● Data shown
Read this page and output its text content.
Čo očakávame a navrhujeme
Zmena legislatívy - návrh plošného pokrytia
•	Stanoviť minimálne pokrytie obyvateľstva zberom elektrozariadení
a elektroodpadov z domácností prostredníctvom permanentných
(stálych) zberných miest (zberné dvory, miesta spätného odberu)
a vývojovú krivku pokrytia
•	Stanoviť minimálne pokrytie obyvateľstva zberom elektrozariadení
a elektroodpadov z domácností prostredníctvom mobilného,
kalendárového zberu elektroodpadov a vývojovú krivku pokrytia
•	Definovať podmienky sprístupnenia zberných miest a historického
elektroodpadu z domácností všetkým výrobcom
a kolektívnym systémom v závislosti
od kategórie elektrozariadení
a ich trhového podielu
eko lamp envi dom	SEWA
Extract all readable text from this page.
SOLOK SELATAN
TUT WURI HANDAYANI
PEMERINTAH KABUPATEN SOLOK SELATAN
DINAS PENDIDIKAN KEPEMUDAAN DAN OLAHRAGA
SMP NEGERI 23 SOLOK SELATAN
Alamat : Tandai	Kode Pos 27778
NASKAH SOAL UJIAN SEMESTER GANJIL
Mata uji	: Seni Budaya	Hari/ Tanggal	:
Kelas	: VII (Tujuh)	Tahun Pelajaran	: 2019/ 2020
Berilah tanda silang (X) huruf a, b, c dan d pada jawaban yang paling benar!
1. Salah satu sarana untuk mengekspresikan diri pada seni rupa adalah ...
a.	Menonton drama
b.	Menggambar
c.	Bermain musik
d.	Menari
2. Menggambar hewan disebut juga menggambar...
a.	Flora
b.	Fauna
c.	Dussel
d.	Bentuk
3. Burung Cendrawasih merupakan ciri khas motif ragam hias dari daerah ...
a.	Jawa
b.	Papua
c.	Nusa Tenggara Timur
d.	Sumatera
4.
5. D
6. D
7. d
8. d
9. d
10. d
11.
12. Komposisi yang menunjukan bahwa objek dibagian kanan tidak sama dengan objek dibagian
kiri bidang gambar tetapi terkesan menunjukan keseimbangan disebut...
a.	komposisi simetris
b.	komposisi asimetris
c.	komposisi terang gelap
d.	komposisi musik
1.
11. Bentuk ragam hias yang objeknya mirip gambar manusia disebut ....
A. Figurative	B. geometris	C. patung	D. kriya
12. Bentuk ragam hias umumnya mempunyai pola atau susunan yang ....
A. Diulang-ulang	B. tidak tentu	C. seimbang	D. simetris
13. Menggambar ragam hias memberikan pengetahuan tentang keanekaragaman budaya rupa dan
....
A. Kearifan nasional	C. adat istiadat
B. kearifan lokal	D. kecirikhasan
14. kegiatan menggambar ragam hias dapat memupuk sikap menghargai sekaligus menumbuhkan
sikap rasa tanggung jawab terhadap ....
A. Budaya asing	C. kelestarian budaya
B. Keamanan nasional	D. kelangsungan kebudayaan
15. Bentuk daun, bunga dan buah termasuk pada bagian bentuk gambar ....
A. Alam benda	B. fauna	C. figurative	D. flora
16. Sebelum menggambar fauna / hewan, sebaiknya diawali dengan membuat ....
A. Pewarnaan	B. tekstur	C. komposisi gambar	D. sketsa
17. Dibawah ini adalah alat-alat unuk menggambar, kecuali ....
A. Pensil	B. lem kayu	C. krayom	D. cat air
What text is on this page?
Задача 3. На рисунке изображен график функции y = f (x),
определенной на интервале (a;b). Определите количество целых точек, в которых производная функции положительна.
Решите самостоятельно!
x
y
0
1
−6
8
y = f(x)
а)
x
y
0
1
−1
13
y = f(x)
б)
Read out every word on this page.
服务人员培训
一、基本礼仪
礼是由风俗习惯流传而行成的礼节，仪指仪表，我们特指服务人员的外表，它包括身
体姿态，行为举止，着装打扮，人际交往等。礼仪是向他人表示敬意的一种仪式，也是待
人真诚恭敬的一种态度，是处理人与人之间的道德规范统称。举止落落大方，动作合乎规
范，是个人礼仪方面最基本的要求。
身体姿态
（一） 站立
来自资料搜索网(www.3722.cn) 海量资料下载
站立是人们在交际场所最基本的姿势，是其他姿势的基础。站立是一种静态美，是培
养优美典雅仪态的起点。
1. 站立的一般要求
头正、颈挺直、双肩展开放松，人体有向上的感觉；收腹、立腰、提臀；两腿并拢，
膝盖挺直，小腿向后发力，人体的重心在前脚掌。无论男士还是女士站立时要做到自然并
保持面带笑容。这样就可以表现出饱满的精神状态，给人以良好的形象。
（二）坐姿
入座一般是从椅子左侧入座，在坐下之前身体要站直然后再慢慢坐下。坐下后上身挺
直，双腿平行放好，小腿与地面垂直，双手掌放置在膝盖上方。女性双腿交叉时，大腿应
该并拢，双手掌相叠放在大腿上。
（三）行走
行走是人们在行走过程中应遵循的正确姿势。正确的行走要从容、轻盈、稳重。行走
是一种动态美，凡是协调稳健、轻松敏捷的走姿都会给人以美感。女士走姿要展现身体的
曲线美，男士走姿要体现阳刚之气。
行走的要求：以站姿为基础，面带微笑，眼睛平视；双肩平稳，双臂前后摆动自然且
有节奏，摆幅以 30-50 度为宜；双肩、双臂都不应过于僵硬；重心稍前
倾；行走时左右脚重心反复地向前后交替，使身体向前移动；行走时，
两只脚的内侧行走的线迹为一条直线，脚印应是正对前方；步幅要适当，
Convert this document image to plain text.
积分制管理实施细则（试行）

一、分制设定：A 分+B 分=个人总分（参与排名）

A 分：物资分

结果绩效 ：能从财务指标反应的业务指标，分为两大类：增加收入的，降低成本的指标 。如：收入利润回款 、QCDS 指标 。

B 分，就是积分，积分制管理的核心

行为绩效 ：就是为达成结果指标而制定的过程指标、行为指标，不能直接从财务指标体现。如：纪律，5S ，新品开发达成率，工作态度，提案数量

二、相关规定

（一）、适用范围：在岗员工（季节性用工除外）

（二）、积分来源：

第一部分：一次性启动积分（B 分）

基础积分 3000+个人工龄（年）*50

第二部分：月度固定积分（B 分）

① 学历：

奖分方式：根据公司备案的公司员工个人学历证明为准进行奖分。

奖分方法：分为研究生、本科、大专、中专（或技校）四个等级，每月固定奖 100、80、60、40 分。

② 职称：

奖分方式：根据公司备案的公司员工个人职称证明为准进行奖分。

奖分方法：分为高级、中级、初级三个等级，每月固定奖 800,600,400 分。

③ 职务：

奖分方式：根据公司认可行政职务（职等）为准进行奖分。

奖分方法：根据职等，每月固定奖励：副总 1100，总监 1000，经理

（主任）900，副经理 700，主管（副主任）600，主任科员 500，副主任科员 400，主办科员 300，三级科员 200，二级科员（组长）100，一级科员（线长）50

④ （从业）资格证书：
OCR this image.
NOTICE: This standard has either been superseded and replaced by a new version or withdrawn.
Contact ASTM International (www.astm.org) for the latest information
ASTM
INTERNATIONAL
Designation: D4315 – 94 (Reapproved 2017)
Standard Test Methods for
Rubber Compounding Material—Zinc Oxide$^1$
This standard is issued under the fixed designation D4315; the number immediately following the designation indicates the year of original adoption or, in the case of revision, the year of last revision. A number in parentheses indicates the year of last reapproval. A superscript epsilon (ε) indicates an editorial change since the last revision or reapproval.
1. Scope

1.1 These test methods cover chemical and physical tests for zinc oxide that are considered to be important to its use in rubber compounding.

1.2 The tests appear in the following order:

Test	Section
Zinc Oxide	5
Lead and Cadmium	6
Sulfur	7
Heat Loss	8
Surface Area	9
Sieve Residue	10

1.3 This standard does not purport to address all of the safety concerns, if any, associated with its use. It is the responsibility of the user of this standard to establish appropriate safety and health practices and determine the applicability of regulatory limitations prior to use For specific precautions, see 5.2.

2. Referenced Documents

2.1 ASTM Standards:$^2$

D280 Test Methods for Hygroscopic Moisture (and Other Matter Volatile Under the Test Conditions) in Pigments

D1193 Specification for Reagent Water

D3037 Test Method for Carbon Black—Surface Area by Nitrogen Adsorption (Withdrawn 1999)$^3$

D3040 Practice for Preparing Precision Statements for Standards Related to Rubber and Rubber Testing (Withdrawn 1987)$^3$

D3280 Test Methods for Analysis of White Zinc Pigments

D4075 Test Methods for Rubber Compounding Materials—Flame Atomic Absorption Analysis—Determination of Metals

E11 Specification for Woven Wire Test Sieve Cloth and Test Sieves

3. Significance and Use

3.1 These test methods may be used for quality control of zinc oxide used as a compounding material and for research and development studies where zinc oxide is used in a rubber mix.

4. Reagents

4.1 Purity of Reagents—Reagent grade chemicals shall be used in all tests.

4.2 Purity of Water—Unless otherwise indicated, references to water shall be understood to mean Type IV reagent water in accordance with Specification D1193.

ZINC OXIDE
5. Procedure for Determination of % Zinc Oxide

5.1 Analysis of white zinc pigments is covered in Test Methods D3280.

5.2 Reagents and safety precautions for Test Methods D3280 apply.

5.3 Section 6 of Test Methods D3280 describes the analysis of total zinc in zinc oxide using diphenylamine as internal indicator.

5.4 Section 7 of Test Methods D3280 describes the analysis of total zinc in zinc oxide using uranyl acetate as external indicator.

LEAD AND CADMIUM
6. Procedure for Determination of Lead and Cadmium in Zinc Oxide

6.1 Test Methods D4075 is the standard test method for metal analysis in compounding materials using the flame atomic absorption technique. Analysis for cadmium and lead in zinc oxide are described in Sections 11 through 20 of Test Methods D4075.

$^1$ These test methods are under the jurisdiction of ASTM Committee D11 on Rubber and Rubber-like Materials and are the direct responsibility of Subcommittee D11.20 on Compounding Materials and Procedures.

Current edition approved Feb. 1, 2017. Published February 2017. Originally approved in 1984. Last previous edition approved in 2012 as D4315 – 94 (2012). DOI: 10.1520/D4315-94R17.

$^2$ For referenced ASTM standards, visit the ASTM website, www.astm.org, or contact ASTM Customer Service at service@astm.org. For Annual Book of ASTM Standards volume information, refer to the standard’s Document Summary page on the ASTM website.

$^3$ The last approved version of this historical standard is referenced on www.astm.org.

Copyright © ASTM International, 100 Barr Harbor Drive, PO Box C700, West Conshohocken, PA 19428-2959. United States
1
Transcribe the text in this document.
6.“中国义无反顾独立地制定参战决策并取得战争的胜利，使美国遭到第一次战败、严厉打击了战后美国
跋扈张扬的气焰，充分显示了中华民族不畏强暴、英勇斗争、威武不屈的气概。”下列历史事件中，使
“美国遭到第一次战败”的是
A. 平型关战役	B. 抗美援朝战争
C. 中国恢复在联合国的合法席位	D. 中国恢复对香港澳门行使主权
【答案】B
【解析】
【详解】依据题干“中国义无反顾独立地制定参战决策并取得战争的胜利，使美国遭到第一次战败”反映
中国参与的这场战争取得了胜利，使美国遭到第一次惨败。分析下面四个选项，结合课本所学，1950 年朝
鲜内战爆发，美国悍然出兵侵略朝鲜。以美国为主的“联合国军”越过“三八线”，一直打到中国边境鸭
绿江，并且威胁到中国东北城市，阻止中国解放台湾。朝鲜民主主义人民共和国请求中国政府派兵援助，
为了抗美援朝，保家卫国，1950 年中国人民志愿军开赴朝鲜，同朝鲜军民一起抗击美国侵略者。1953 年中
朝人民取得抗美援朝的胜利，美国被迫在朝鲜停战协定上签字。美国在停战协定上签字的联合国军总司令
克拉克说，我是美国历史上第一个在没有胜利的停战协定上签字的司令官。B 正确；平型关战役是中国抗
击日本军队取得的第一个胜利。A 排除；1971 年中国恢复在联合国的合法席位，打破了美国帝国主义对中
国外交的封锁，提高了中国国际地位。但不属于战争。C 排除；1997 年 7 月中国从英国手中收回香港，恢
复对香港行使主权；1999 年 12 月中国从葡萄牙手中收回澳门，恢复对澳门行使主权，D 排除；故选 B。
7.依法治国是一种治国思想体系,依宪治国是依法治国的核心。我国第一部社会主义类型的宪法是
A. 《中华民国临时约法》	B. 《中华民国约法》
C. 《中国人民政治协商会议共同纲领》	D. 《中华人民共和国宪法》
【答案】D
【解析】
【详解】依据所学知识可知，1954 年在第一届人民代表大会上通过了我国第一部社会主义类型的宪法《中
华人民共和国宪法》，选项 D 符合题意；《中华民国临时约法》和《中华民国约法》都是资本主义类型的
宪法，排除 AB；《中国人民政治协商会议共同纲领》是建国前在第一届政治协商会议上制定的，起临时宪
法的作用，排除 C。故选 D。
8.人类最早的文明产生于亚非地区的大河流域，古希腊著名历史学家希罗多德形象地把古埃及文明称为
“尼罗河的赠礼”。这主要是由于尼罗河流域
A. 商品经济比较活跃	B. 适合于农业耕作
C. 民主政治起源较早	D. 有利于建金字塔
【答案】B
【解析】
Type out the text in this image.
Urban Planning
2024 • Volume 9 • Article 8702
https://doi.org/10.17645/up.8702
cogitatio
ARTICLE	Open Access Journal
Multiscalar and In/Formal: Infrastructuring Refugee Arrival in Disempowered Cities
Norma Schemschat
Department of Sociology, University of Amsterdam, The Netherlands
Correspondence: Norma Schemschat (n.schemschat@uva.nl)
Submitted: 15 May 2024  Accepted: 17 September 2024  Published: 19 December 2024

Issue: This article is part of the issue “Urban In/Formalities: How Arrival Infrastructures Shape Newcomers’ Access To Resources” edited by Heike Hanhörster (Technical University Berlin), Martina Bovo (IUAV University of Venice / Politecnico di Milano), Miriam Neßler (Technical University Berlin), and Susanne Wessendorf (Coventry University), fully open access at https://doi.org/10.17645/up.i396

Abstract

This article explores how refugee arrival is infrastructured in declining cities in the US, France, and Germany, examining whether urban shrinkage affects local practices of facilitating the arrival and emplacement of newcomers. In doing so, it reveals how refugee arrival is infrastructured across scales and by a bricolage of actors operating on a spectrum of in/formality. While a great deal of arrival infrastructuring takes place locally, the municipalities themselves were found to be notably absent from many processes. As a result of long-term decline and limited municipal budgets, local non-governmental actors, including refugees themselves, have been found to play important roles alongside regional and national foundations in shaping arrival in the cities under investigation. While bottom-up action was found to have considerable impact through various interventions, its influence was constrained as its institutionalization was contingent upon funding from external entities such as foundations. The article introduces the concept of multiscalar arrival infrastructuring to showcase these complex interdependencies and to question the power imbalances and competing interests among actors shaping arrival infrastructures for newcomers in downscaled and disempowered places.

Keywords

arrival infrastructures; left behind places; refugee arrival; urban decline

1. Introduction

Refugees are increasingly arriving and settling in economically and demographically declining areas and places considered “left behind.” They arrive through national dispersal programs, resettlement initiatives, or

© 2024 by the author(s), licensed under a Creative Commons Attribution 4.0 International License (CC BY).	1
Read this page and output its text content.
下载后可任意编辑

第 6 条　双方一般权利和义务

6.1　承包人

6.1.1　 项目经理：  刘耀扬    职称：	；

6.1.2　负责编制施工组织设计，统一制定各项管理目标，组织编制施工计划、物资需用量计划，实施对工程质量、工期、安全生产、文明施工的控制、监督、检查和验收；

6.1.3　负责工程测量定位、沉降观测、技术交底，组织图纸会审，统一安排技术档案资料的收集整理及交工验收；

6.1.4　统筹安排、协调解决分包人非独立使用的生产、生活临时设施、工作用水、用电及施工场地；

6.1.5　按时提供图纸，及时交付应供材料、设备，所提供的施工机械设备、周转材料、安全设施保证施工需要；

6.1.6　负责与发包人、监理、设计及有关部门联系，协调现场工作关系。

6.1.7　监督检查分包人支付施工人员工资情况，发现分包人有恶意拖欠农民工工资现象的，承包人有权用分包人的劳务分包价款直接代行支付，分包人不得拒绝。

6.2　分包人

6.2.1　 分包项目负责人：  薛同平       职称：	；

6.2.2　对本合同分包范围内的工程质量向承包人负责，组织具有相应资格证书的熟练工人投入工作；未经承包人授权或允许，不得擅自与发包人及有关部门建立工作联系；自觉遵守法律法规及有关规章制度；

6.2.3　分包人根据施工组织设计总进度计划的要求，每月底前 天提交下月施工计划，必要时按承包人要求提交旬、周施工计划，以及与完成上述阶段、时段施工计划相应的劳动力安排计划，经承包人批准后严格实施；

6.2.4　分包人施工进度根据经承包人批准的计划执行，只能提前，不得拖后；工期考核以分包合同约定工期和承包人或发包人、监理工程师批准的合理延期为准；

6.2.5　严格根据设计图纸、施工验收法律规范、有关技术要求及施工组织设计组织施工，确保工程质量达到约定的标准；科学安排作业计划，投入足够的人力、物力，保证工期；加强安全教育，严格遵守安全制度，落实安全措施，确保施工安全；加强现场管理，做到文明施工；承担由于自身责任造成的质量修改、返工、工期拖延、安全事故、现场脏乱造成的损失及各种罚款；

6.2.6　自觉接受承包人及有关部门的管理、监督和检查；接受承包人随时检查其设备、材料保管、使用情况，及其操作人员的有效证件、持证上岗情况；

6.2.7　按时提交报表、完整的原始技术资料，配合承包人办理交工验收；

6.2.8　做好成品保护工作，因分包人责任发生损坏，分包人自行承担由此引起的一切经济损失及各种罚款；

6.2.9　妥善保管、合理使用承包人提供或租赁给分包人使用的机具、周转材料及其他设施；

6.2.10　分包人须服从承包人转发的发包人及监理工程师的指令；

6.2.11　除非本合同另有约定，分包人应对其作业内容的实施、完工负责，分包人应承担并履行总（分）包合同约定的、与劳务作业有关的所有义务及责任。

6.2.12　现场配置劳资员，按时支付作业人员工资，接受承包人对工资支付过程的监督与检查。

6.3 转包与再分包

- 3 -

● Your instructions
Extract every line above that contains the word "disebut".

● Solution for this problem
2. Menggambar hewan disebut juga menggambar...
kiri bidang gambar tetapi terkesan menunjukan keseimbangan disebut...
11. Bentuk ragam hias yang objeknya mirip gambar manusia disebut ....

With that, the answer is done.